Figure collection entries:
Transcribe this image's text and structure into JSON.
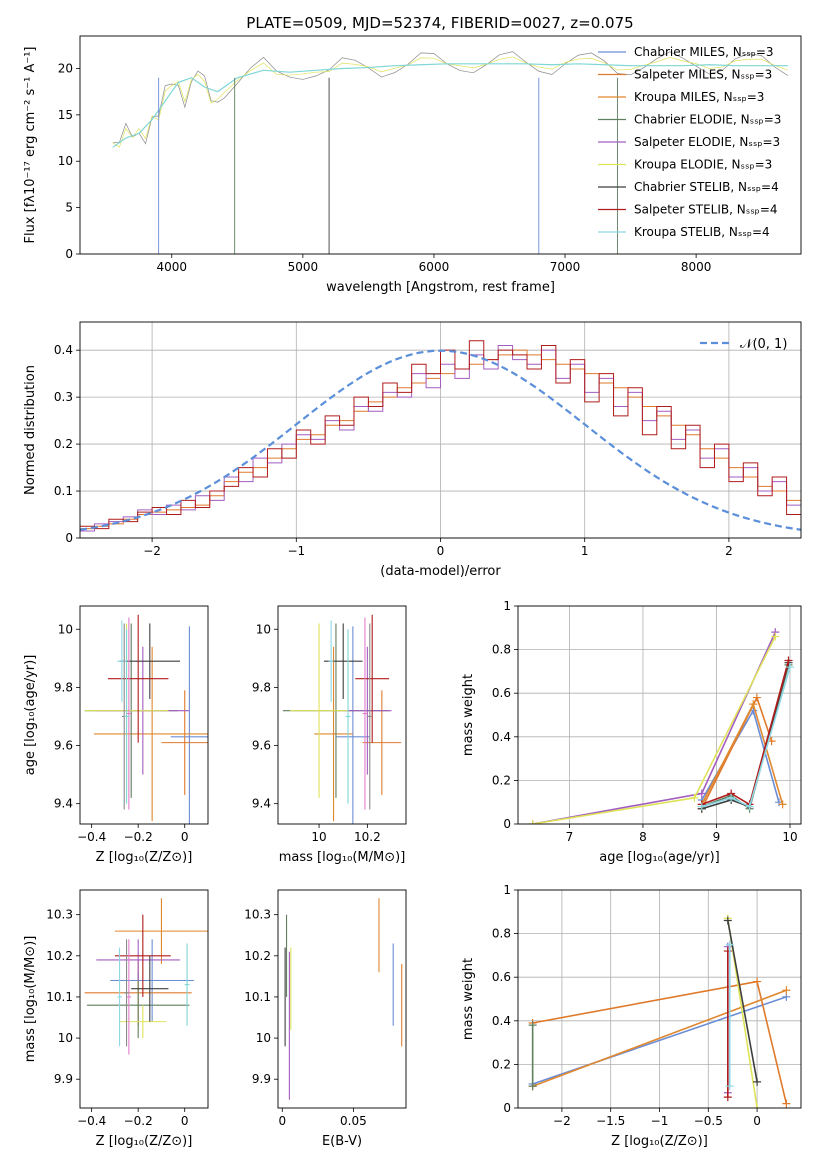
{
  "figure": {
    "title": "PLATE=0509, MJD=52374, FIBERID=0027, z=0.075"
  },
  "colors": {
    "grid": "#b0b0b0",
    "gauss": "#5b8fd9",
    "series": [
      "#6b8dd6",
      "#e07a2b",
      "#e0882e",
      "#5f7f5f",
      "#a35dc0",
      "#dfe35a",
      "#3f3f3f",
      "#b01c1c",
      "#8dd8e5",
      "#e47ccb",
      "#8a8a8a",
      "#7fd6d6"
    ]
  },
  "chart_data": [
    {
      "id": "spectrum",
      "type": "line",
      "title": "PLATE=0509, MJD=52374, FIBERID=0027, z=0.075",
      "xlabel": "wavelength [Angstrom, rest frame]",
      "ylabel": "Flux [fλ10⁻¹⁷ erg cm⁻² s⁻¹ A⁻¹]",
      "xlim": [
        3300,
        8800
      ],
      "ylim": [
        0,
        23.5
      ],
      "xticks": [
        4000,
        5000,
        6000,
        7000,
        8000
      ],
      "yticks": [
        0,
        5,
        10,
        15,
        20
      ],
      "grid": false,
      "legend_position": "top-right",
      "legend": [
        "Chabrier MILES, N_SSP=3",
        "Salpeter MILES, N_SSP=3",
        "Kroupa MILES, N_SSP=3",
        "Chabrier ELODIE, N_SSP=3",
        "Salpeter ELODIE, N_SSP=3",
        "Kroupa ELODIE, N_SSP=3",
        "Chabrier STELIB, N_SSP=4",
        "Salpeter STELIB, N_SSP=4",
        "Kroupa STELIB, N_SSP=4"
      ],
      "data_curve": {
        "x": [
          3550,
          3600,
          3650,
          3700,
          3750,
          3800,
          3850,
          3900,
          3950,
          4000,
          4050,
          4100,
          4150,
          4200,
          4250,
          4300,
          4350,
          4400,
          4500,
          4600,
          4700,
          4800,
          4900,
          5000,
          5100,
          5200,
          5300,
          5400,
          5500,
          5600,
          5700,
          5800,
          5900,
          6000,
          6100,
          6200,
          6300,
          6400,
          6500,
          6600,
          6700,
          6800,
          6900,
          7000,
          7100,
          7200,
          7300,
          7400,
          7500,
          7600,
          7700,
          7800,
          7900,
          8000,
          8100,
          8200,
          8300,
          8400,
          8500,
          8600,
          8700
        ],
        "y": [
          12,
          11,
          13,
          12.5,
          14,
          13,
          15,
          14,
          17,
          18,
          19,
          17,
          19,
          19,
          18,
          16,
          17,
          18,
          19,
          19.5,
          20,
          19,
          19.5,
          20,
          20,
          19.5,
          20,
          20,
          20.3,
          20.2,
          20.5,
          20.3,
          20.6,
          20.6,
          20.5,
          20.8,
          20.6,
          20.5,
          20.5,
          20.7,
          20.5,
          20.6,
          20.5,
          20.8,
          20.6,
          20.5,
          20.4,
          20.2,
          20.5,
          20.6,
          20.4,
          20.6,
          20.5,
          20.8,
          20.6,
          20.5,
          20.6,
          20.4,
          20.6,
          20.5,
          20.4
        ]
      },
      "model_curve": {
        "x": [
          3550,
          3650,
          3750,
          3850,
          3950,
          4050,
          4150,
          4250,
          4350,
          4500,
          4700,
          4900,
          5100,
          5300,
          5500,
          5700,
          5900,
          6100,
          6300,
          6500,
          6700,
          6900,
          7100,
          7300,
          7500,
          7700,
          7900,
          8100,
          8300,
          8500,
          8700
        ],
        "y": [
          11.5,
          12.5,
          13,
          14.5,
          16.5,
          18.5,
          19,
          18,
          17.5,
          19,
          19.8,
          19.6,
          19.8,
          20,
          20.1,
          20.3,
          20.4,
          20.5,
          20.5,
          20.5,
          20.5,
          20.4,
          20.5,
          20.4,
          20.3,
          20.3,
          20.3,
          20.4,
          20.3,
          20.3,
          20.3
        ]
      },
      "spikes": [
        {
          "x": 3900,
          "y": 0
        },
        {
          "x": 4480,
          "y": 0
        },
        {
          "x": 5200,
          "y": 0
        },
        {
          "x": 6800,
          "y": 0
        },
        {
          "x": 7400,
          "y": 0
        }
      ]
    },
    {
      "id": "residuals",
      "type": "line",
      "xlabel": "(data-model)/error",
      "ylabel": "Normed distribution",
      "xlim": [
        -2.5,
        2.5
      ],
      "ylim": [
        0,
        0.46
      ],
      "xticks": [
        -2,
        -1,
        0,
        1,
        2
      ],
      "yticks": [
        0.0,
        0.1,
        0.2,
        0.3,
        0.4
      ],
      "grid": true,
      "legend_position": "top-right",
      "legend": [
        "𝒩(0, 1)"
      ],
      "bin_edges_start": -2.5,
      "bin_width": 0.1,
      "hist": [
        [
          0.02,
          0.025,
          0.03,
          0.04,
          0.05,
          0.055,
          0.06,
          0.065,
          0.07,
          0.09,
          0.12,
          0.14,
          0.15,
          0.17,
          0.19,
          0.21,
          0.22,
          0.24,
          0.25,
          0.27,
          0.29,
          0.3,
          0.32,
          0.33,
          0.34,
          0.35,
          0.36,
          0.37,
          0.38,
          0.39,
          0.4,
          0.39,
          0.38,
          0.37,
          0.36,
          0.35,
          0.33,
          0.32,
          0.3,
          0.28,
          0.26,
          0.24,
          0.22,
          0.19,
          0.17,
          0.15,
          0.13,
          0.11,
          0.1,
          0.08
        ],
        [
          0.015,
          0.03,
          0.035,
          0.045,
          0.06,
          0.05,
          0.07,
          0.06,
          0.09,
          0.08,
          0.13,
          0.12,
          0.17,
          0.16,
          0.2,
          0.22,
          0.21,
          0.25,
          0.23,
          0.28,
          0.27,
          0.31,
          0.3,
          0.35,
          0.32,
          0.37,
          0.34,
          0.39,
          0.36,
          0.41,
          0.38,
          0.37,
          0.4,
          0.34,
          0.37,
          0.31,
          0.34,
          0.28,
          0.31,
          0.25,
          0.27,
          0.21,
          0.23,
          0.17,
          0.19,
          0.13,
          0.15,
          0.1,
          0.12,
          0.07
        ],
        [
          0.025,
          0.02,
          0.04,
          0.035,
          0.055,
          0.065,
          0.05,
          0.08,
          0.065,
          0.1,
          0.11,
          0.15,
          0.13,
          0.19,
          0.17,
          0.23,
          0.2,
          0.26,
          0.24,
          0.3,
          0.28,
          0.33,
          0.31,
          0.37,
          0.35,
          0.4,
          0.36,
          0.42,
          0.38,
          0.4,
          0.39,
          0.36,
          0.41,
          0.33,
          0.38,
          0.29,
          0.35,
          0.26,
          0.32,
          0.22,
          0.28,
          0.19,
          0.24,
          0.15,
          0.2,
          0.12,
          0.16,
          0.09,
          0.13,
          0.05
        ]
      ],
      "gaussian": {
        "mean": 0,
        "sigma": 1
      }
    },
    {
      "id": "z-age",
      "type": "scatter",
      "xlabel": "Z [log₁₀(Z/Z⊙)]",
      "ylabel": "age  [log₁₀(age/yr)]",
      "xlim": [
        -0.45,
        0.1
      ],
      "ylim": [
        9.33,
        10.08
      ],
      "xticks": [
        -0.4,
        -0.2,
        0.0
      ],
      "yticks": [
        9.4,
        9.6,
        9.8,
        10.0
      ],
      "points": [
        {
          "x": 0.02,
          "y": 9.63,
          "xe": 0.08,
          "ye": 0.38
        },
        {
          "x": 0.0,
          "y": 9.61,
          "xe": 0.1,
          "ye": 0.18
        },
        {
          "x": -0.14,
          "y": 9.64,
          "xe": 0.25,
          "ye": 0.3
        },
        {
          "x": -0.23,
          "y": 9.72,
          "xe": 0.2,
          "ye": 0.3
        },
        {
          "x": -0.18,
          "y": 9.72,
          "xe": 0.2,
          "ye": 0.22
        },
        {
          "x": -0.25,
          "y": 9.72,
          "xe": 0.18,
          "ye": 0.3
        },
        {
          "x": -0.15,
          "y": 9.89,
          "xe": 0.13,
          "ye": 0.13
        },
        {
          "x": -0.2,
          "y": 9.83,
          "xe": 0.13,
          "ye": 0.22
        },
        {
          "x": -0.27,
          "y": 9.89,
          "xe": 0.02,
          "ye": 0.14
        },
        {
          "x": -0.24,
          "y": 9.71,
          "xe": 0.01,
          "ye": 0.33
        },
        {
          "x": -0.26,
          "y": 9.7,
          "xe": 0.01,
          "ye": 0.32
        },
        {
          "x": -0.25,
          "y": 9.7,
          "xe": 0.01,
          "ye": 0.3
        }
      ]
    },
    {
      "id": "mass-age",
      "type": "scatter",
      "xlabel": "mass [log₁₀(M/M⊙)]",
      "ylabel": "",
      "xlim": [
        9.83,
        10.36
      ],
      "ylim": [
        9.33,
        10.08
      ],
      "xticks": [
        10.0,
        10.2
      ],
      "yticks": [
        9.4,
        9.6,
        9.8,
        10.0
      ],
      "points": [
        {
          "x": 10.14,
          "y": 9.63,
          "xe": 0.07,
          "ye": 0.38
        },
        {
          "x": 10.26,
          "y": 9.61,
          "xe": 0.08,
          "ye": 0.18
        },
        {
          "x": 10.06,
          "y": 9.64,
          "xe": 0.08,
          "ye": 0.3
        },
        {
          "x": 10.07,
          "y": 9.72,
          "xe": 0.22,
          "ye": 0.3
        },
        {
          "x": 10.2,
          "y": 9.72,
          "xe": 0.1,
          "ye": 0.22
        },
        {
          "x": 10.0,
          "y": 9.72,
          "xe": 0.12,
          "ye": 0.3
        },
        {
          "x": 10.1,
          "y": 9.89,
          "xe": 0.08,
          "ye": 0.13
        },
        {
          "x": 10.22,
          "y": 9.83,
          "xe": 0.07,
          "ye": 0.22
        },
        {
          "x": 10.05,
          "y": 9.89,
          "xe": 0.01,
          "ye": 0.14
        },
        {
          "x": 10.19,
          "y": 9.71,
          "xe": 0.01,
          "ye": 0.33
        },
        {
          "x": 10.21,
          "y": 9.7,
          "xe": 0.01,
          "ye": 0.32
        },
        {
          "x": 10.12,
          "y": 9.7,
          "xe": 0.01,
          "ye": 0.3
        }
      ]
    },
    {
      "id": "age-weight",
      "type": "line",
      "xlabel": "age  [log₁₀(age/yr)]",
      "ylabel": "mass weight",
      "xlim": [
        6.3,
        10.15
      ],
      "ylim": [
        0,
        1.0
      ],
      "xticks": [
        7,
        8,
        9,
        10
      ],
      "yticks": [
        0.0,
        0.2,
        0.4,
        0.6,
        0.8,
        1.0
      ],
      "grid": true,
      "series": [
        {
          "x": [
            8.8,
            9.5,
            9.85
          ],
          "y": [
            0.11,
            0.52,
            0.1
          ]
        },
        {
          "x": [
            8.8,
            9.55,
            9.75
          ],
          "y": [
            0.07,
            0.58,
            0.38
          ]
        },
        {
          "x": [
            8.8,
            9.5,
            9.9
          ],
          "y": [
            0.09,
            0.55,
            0.09
          ]
        },
        {
          "x": [
            8.8,
            9.2,
            9.45,
            9.98
          ],
          "y": [
            0.08,
            0.13,
            0.07,
            0.73
          ]
        },
        {
          "x": [
            6.5,
            8.8,
            9.8
          ],
          "y": [
            0.0,
            0.14,
            0.88
          ]
        },
        {
          "x": [
            6.5,
            8.7,
            9.8
          ],
          "y": [
            0.0,
            0.12,
            0.86
          ]
        },
        {
          "x": [
            8.8,
            9.2,
            9.45,
            9.98
          ],
          "y": [
            0.07,
            0.11,
            0.08,
            0.74
          ]
        },
        {
          "x": [
            8.8,
            9.2,
            9.45,
            9.98
          ],
          "y": [
            0.09,
            0.14,
            0.09,
            0.75
          ]
        },
        {
          "x": [
            8.8,
            9.2,
            9.45,
            10.0
          ],
          "y": [
            0.08,
            0.12,
            0.08,
            0.72
          ]
        }
      ]
    },
    {
      "id": "z-mass",
      "type": "scatter",
      "xlabel": "Z [log₁₀(Z/Z⊙)]",
      "ylabel": "mass [log₁₀(M/M⊙)]",
      "xlim": [
        -0.45,
        0.1
      ],
      "ylim": [
        9.83,
        10.36
      ],
      "xticks": [
        -0.4,
        -0.2,
        0.0
      ],
      "yticks": [
        9.9,
        10.0,
        10.1,
        10.2,
        10.3
      ],
      "points": [
        {
          "x": -0.14,
          "y": 10.14,
          "xe": 0.18,
          "ye": 0.1
        },
        {
          "x": -0.2,
          "y": 10.11,
          "xe": 0.23,
          "ye": 0.08
        },
        {
          "x": -0.1,
          "y": 10.26,
          "xe": 0.2,
          "ye": 0.08
        },
        {
          "x": -0.2,
          "y": 10.08,
          "xe": 0.22,
          "ye": 0.08
        },
        {
          "x": -0.2,
          "y": 10.19,
          "xe": 0.18,
          "ye": 0.05
        },
        {
          "x": -0.18,
          "y": 10.04,
          "xe": 0.1,
          "ye": 0.04
        },
        {
          "x": -0.15,
          "y": 10.12,
          "xe": 0.08,
          "ye": 0.08
        },
        {
          "x": -0.18,
          "y": 10.2,
          "xe": 0.12,
          "ye": 0.1
        },
        {
          "x": -0.28,
          "y": 10.1,
          "xe": 0.01,
          "ye": 0.12
        },
        {
          "x": -0.24,
          "y": 10.1,
          "xe": 0.01,
          "ye": 0.14
        },
        {
          "x": -0.25,
          "y": 10.11,
          "xe": 0.01,
          "ye": 0.13
        },
        {
          "x": 0.01,
          "y": 10.13,
          "xe": 0.01,
          "ye": 0.1
        }
      ]
    },
    {
      "id": "ebv-mass",
      "type": "scatter",
      "xlabel": "E(B-V)",
      "ylabel": "",
      "xlim": [
        -0.003,
        0.087
      ],
      "ylim": [
        9.83,
        10.36
      ],
      "xticks": [
        0.0,
        0.05
      ],
      "yticks": [
        9.9,
        10.0,
        10.1,
        10.2,
        10.3
      ],
      "points": [
        {
          "x": 0.078,
          "y": 10.13,
          "ye": 0.1
        },
        {
          "x": 0.084,
          "y": 10.08,
          "ye": 0.1
        },
        {
          "x": 0.068,
          "y": 10.25,
          "ye": 0.09
        },
        {
          "x": 0.003,
          "y": 10.2,
          "ye": 0.1
        },
        {
          "x": 0.005,
          "y": 10.03,
          "ye": 0.18
        },
        {
          "x": 0.006,
          "y": 10.12,
          "ye": 0.1
        },
        {
          "x": 0.002,
          "y": 10.1,
          "ye": 0.12
        }
      ]
    },
    {
      "id": "z-weight",
      "type": "line",
      "xlabel": "Z [log₁₀(Z/Z⊙)]",
      "ylabel": "mass weight",
      "xlim": [
        -2.45,
        0.45
      ],
      "ylim": [
        0,
        1.0
      ],
      "xticks": [
        -2.0,
        -1.5,
        -1.0,
        -0.5,
        0.0
      ],
      "yticks": [
        0.0,
        0.2,
        0.4,
        0.6,
        0.8,
        1.0
      ],
      "grid": true,
      "series": [
        {
          "x": [
            -2.3,
            0.3
          ],
          "y": [
            0.11,
            0.51
          ]
        },
        {
          "x": [
            -2.3,
            0.0,
            0.3
          ],
          "y": [
            0.39,
            0.58,
            0.02
          ]
        },
        {
          "x": [
            -2.3,
            0.3
          ],
          "y": [
            0.1,
            0.54
          ]
        },
        {
          "x": [
            -2.3,
            -2.3
          ],
          "y": [
            0.1,
            0.38
          ]
        },
        {
          "x": [
            -0.3,
            -0.3
          ],
          "y": [
            0.07,
            0.74
          ]
        },
        {
          "x": [
            -0.3,
            0.0
          ],
          "y": [
            0.87,
            0.0
          ]
        },
        {
          "x": [
            -0.3,
            0.0
          ],
          "y": [
            0.86,
            0.12
          ]
        },
        {
          "x": [
            -0.3,
            -0.3
          ],
          "y": [
            0.05,
            0.72
          ]
        },
        {
          "x": [
            -0.28,
            -0.28
          ],
          "y": [
            0.1,
            0.75
          ]
        }
      ]
    }
  ]
}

• _To be done_
Within the records above, how many lines include the word "Chabrier"? State the number by itself.

• _Reply_
3